>> start Supplied records
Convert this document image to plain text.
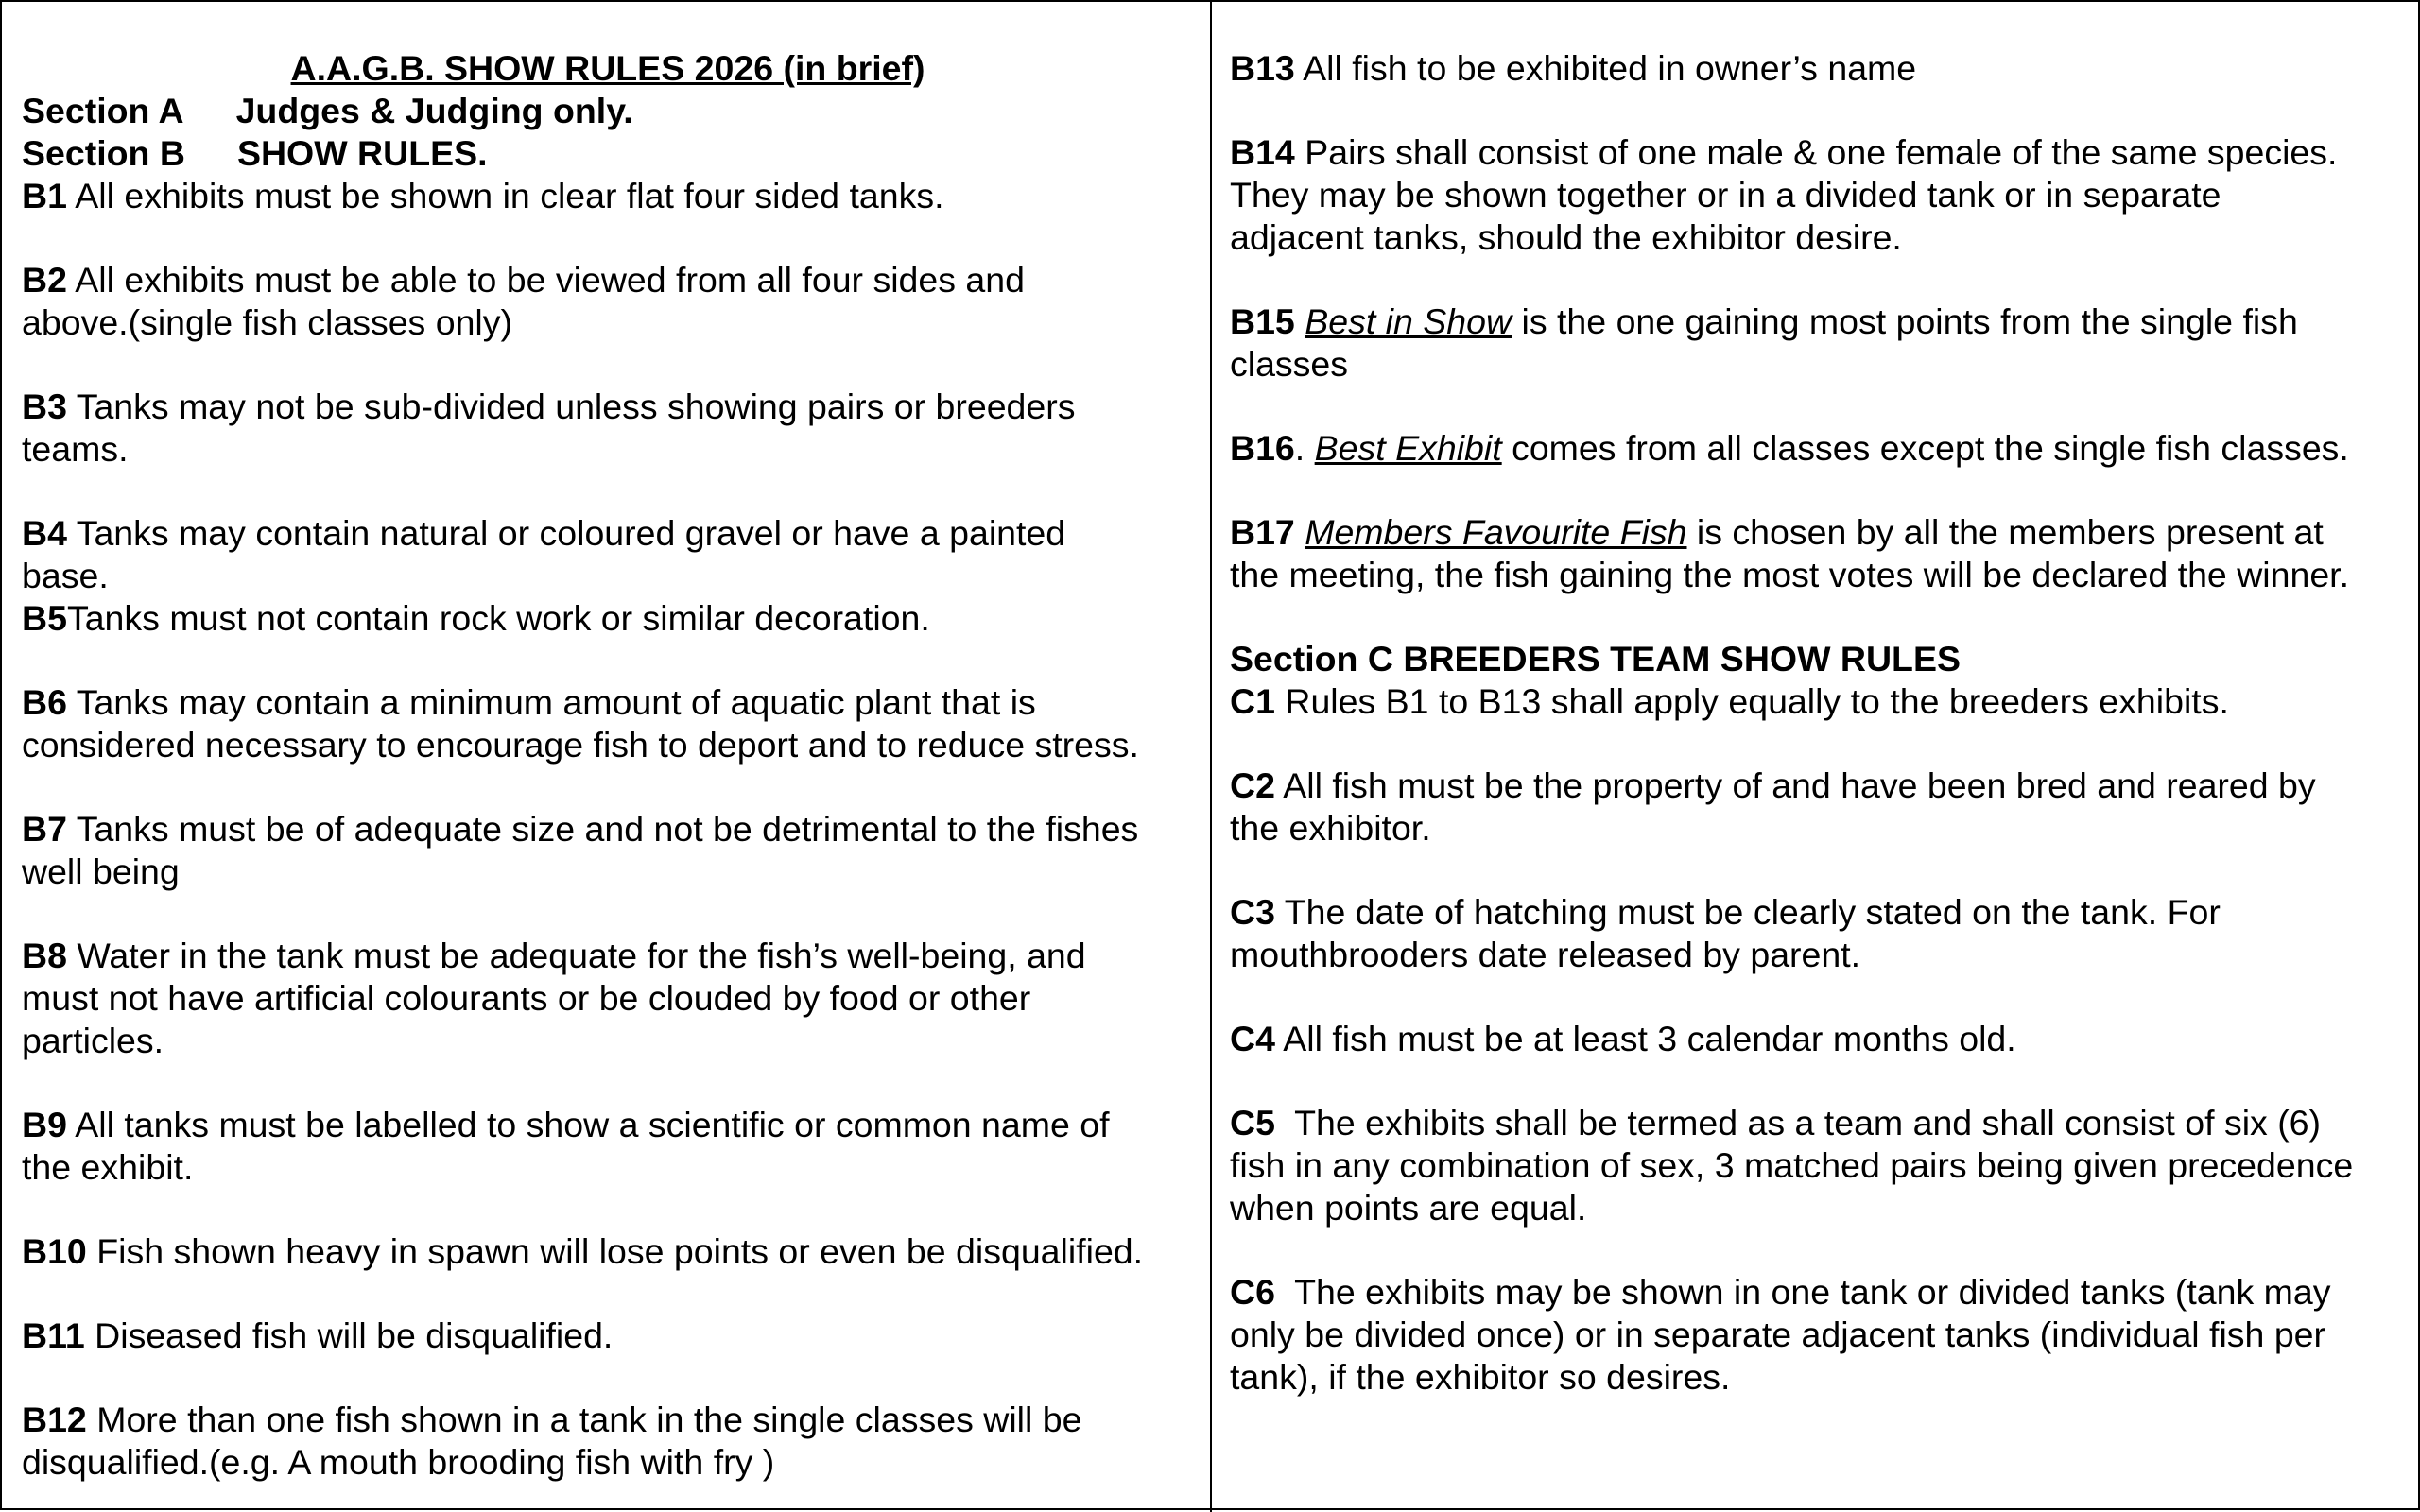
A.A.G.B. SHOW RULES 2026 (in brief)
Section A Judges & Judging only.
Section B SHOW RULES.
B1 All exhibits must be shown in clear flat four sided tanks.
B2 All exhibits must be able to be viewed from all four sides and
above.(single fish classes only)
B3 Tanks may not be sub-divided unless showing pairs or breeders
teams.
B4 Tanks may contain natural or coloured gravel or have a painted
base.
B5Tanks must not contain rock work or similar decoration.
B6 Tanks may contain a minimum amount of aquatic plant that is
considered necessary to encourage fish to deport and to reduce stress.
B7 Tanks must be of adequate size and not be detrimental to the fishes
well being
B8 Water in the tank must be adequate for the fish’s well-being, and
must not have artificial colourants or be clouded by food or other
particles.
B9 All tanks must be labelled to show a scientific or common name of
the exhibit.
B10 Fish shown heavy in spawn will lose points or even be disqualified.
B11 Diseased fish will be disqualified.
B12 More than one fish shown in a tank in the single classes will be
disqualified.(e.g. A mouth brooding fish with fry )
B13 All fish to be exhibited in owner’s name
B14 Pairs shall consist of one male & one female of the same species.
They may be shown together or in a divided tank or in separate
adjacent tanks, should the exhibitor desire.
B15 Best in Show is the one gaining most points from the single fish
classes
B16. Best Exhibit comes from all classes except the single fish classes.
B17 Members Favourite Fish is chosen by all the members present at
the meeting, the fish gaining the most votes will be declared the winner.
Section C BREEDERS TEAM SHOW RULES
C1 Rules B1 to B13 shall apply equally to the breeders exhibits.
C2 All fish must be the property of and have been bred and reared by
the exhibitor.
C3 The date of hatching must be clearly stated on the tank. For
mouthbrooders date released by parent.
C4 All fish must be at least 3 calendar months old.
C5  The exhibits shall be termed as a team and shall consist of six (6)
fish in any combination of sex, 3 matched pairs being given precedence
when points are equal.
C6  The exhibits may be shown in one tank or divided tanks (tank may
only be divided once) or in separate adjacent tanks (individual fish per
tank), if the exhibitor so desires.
>> end Supplied records
>> start Supplied records
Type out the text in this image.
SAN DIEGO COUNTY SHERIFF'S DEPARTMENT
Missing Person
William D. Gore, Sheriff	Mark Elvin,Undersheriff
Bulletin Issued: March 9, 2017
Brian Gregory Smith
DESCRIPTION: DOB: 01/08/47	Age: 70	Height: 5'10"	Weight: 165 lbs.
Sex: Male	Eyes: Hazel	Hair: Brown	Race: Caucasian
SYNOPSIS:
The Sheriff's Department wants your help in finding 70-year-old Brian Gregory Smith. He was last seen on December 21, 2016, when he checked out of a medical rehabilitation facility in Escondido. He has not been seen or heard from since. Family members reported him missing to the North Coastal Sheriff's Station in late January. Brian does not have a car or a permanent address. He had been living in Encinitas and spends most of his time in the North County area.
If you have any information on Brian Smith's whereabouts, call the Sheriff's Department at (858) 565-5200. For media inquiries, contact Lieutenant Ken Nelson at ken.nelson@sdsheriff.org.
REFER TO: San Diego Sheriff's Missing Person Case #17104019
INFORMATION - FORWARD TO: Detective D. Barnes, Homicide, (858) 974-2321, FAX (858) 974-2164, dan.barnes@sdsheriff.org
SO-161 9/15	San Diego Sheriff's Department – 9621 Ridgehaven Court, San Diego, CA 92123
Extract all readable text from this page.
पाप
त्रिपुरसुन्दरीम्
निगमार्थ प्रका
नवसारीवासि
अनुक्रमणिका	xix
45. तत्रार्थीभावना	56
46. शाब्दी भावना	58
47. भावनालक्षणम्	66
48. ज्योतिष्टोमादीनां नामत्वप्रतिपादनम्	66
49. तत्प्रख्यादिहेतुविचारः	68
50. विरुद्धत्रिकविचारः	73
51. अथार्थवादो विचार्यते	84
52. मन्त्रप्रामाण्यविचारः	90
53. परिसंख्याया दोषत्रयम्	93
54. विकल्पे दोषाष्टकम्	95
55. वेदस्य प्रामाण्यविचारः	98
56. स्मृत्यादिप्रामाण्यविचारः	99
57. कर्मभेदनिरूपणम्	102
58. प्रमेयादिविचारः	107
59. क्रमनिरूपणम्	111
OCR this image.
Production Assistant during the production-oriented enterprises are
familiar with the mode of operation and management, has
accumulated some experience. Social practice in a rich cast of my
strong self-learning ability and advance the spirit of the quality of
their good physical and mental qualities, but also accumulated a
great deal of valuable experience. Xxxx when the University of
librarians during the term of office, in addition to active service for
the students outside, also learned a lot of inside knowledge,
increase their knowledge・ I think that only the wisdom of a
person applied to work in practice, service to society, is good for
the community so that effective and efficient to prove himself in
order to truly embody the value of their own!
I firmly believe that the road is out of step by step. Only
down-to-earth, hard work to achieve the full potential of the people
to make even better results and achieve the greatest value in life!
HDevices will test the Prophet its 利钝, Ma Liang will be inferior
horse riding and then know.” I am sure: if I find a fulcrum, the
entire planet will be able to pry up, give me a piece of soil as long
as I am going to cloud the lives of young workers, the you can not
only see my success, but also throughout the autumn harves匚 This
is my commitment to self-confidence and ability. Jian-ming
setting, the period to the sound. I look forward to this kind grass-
>> end Supplied records
Each line in the listing above either holds the string "adequate" or does not; state how many do, giving the number only.

2